[CONSIGNE 1]:
Recopiez les entrées depuis le début jusqu'à la ligne contenant « row-header-5[interactable]: 5: [0, 229, 33, 265] », celle-ci comprise, en remplaçant « select-all-button » par « select-all-box » sans rien modifier d'autre.

[EXTRAIT CHOISI]:
━━━━━━━━
En avril 1943, Georges BERTHOME, auxiliaire aux Services des Mines de Nantes, démissionne de son travail, officiellement pour échapper au STO. A sa famille et à ses proches, il fournit la même explication pour leur annoncer qu’il quitte la région nantaise. Mais, en réalité c’est bien d’abord une décision politique collective qui conduit cinq nantais, Robert CRUAU, Georges et Henri BERTHOME, Alexandre BOURGUILLEAU et Serge TUAUDEN à quitter Nantes pour Brest.

Première étape Quimper. Ils sont accueillis chez une jeune militante, Eliane RÖNEL, qui va leur permettre d’être dotés de nouveaux papiers d’identité. Georges BERTHOME devient ainsi Jacques BARON et Robert CRUAU, Roger Albert COSQUER. La semaine suivante, sous ces noms d’emprunts, ils rejoignent et s’installent à Brest où les camarades finistériens du POI-IVème internationale ont déjà retenus des logements. Georges BERTHOME partage une chambre avec Robert CRUAU, rue d’Algésiras.

Là encore avec l’aide des camarades brestois, ils se font embaucher par une entreprise qui travaille pour la TODT pour la construction du mur de l’Atlantique. Ce travail permet aux deux frères BERTHOME d’accéder à la base-sous-marine. Georges BERTHOME mobilise ses compétences professionnelles pour faire des relevés précis, en particulier des fameux sas de rentrée et de sortie des sous-marins. Par l’intermédiaire d’un militant gaulliste du réseau CND Castille, ancien militant des Jeunesses socialistes, ces renseignements sont envoyés à Londres. Ils permettent à la Royal Air Force un bombardement mieux ciblé qui rend l’accès à la base impossible pendant plusieurs semaines et vaut au groupe Front Ouvrier de Brest une citation sur radio-Londres.
En juin 1943, parait également le premier numéro du FRONT OUVRIER brestois, journal clandestin auquel participent activement Georges BERTHOME et Robert CRUAU.
━━━━━━━━
[Entrées des zones de mise en page]:
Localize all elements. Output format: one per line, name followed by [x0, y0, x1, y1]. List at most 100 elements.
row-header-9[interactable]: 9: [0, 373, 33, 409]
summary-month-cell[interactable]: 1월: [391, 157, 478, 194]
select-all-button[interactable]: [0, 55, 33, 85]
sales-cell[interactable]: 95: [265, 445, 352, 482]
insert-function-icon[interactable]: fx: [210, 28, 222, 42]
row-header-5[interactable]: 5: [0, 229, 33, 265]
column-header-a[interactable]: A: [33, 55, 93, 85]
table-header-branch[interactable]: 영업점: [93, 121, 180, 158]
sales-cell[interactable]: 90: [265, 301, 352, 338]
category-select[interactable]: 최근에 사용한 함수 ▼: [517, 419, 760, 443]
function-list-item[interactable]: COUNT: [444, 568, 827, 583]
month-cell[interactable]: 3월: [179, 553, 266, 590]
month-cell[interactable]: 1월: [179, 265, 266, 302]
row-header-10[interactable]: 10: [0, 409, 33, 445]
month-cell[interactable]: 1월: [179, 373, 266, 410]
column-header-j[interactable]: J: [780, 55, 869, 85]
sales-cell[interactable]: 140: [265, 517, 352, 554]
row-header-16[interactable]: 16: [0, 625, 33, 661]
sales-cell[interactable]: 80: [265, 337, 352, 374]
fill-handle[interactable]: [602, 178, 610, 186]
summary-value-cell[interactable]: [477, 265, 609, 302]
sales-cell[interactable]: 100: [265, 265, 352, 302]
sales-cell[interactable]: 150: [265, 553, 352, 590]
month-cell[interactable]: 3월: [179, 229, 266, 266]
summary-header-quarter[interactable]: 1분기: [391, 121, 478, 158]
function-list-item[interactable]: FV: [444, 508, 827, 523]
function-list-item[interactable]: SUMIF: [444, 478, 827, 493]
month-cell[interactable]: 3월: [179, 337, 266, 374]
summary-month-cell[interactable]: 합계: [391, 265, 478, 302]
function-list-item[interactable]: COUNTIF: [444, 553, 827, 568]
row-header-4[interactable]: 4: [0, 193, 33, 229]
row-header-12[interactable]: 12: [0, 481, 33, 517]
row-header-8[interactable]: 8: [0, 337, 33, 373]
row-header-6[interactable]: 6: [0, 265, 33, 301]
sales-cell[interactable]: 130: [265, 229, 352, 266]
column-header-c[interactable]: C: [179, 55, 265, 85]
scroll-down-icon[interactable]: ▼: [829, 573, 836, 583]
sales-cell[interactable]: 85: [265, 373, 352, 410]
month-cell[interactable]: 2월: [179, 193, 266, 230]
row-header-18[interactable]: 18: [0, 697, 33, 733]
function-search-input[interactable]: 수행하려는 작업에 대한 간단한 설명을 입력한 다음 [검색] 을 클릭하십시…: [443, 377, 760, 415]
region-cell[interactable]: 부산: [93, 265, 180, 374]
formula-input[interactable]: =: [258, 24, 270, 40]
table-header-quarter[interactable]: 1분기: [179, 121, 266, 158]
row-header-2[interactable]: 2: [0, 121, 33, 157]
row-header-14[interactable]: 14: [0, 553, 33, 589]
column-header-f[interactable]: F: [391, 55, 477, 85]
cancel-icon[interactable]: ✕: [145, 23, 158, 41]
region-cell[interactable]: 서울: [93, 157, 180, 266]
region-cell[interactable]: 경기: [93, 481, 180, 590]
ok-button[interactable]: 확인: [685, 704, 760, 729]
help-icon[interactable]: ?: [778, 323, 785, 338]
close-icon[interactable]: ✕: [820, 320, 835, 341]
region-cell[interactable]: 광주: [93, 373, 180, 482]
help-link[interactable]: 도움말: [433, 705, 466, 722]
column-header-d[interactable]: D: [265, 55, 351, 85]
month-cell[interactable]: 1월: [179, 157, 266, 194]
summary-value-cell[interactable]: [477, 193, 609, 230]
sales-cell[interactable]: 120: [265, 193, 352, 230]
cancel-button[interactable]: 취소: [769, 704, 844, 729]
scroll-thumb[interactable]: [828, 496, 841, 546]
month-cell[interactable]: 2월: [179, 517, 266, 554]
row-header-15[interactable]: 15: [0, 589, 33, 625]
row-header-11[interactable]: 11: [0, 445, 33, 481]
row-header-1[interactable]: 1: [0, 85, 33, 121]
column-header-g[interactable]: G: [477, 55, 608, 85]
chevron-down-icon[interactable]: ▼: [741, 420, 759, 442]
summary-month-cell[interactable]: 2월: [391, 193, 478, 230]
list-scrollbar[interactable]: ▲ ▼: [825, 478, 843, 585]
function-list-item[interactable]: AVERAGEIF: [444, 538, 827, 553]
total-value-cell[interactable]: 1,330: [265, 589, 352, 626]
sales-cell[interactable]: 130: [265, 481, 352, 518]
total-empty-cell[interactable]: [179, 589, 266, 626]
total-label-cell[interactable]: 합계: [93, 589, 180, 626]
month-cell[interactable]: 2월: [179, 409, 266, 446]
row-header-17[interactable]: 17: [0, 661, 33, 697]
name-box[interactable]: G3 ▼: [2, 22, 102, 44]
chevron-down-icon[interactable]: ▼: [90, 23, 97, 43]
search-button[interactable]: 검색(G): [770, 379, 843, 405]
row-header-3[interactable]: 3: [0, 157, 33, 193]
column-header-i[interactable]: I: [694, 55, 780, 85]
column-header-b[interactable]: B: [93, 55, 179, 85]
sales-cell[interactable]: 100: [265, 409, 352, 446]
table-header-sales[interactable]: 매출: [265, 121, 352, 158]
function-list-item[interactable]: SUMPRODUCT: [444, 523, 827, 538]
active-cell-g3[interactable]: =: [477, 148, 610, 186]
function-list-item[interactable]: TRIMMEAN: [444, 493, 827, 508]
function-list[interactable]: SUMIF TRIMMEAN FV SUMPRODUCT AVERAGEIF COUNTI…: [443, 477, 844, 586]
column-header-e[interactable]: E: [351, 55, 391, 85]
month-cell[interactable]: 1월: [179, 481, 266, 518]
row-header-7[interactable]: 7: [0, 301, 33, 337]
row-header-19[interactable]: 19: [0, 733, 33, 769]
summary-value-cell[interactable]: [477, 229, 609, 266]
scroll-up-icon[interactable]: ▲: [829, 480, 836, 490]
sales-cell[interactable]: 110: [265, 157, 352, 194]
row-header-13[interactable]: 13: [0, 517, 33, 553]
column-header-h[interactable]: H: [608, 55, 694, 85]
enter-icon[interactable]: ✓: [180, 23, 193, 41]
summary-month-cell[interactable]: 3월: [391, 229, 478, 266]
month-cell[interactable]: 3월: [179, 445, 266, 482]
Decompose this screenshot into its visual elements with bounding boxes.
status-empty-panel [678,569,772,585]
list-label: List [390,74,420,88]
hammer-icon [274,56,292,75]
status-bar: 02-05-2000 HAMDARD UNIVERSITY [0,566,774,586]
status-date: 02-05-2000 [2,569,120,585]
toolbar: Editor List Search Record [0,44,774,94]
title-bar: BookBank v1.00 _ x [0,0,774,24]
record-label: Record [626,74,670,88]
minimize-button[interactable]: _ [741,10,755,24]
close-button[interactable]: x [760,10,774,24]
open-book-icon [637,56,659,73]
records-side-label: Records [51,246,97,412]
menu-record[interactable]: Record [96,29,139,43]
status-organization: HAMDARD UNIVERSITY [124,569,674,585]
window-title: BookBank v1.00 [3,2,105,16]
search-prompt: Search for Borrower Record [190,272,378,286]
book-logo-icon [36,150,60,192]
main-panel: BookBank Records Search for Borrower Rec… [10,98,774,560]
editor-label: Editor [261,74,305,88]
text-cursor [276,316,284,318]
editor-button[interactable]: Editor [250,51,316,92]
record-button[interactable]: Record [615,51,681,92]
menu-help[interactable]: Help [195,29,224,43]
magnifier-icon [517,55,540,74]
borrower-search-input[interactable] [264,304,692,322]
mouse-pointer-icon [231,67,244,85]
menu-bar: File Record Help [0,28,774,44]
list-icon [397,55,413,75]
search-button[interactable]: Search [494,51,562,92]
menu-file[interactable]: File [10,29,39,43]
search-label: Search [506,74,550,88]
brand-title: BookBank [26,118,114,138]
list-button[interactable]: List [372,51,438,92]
━━━━━━━━
[CONSIGNE 2]:
Donnez les noms des Nantais qui, d'après l'extrait choisi, quittent Nantes pour Brest.

[RÉPONSE ATTENDUE 1]:
Localize all elements. Output format: one per line, name followed by [x0, y0, x1, y1]. List at most 100 elements.
row-header-9[interactable]: 9: [0, 373, 33, 409]
summary-month-cell[interactable]: 1월: [391, 157, 478, 194]
select-all-box[interactable]: [0, 55, 33, 85]
sales-cell[interactable]: 95: [265, 445, 352, 482]
insert-function-icon[interactable]: fx: [210, 28, 222, 42]
row-header-5[interactable]: 5: [0, 229, 33, 265]

[RÉPONSE ATTENDUE 2]:
Robert CRUAU
Georges BERTHOME
Henri BERTHOME
Alexandre BOURGUILLEAU
Serge TUAUDEN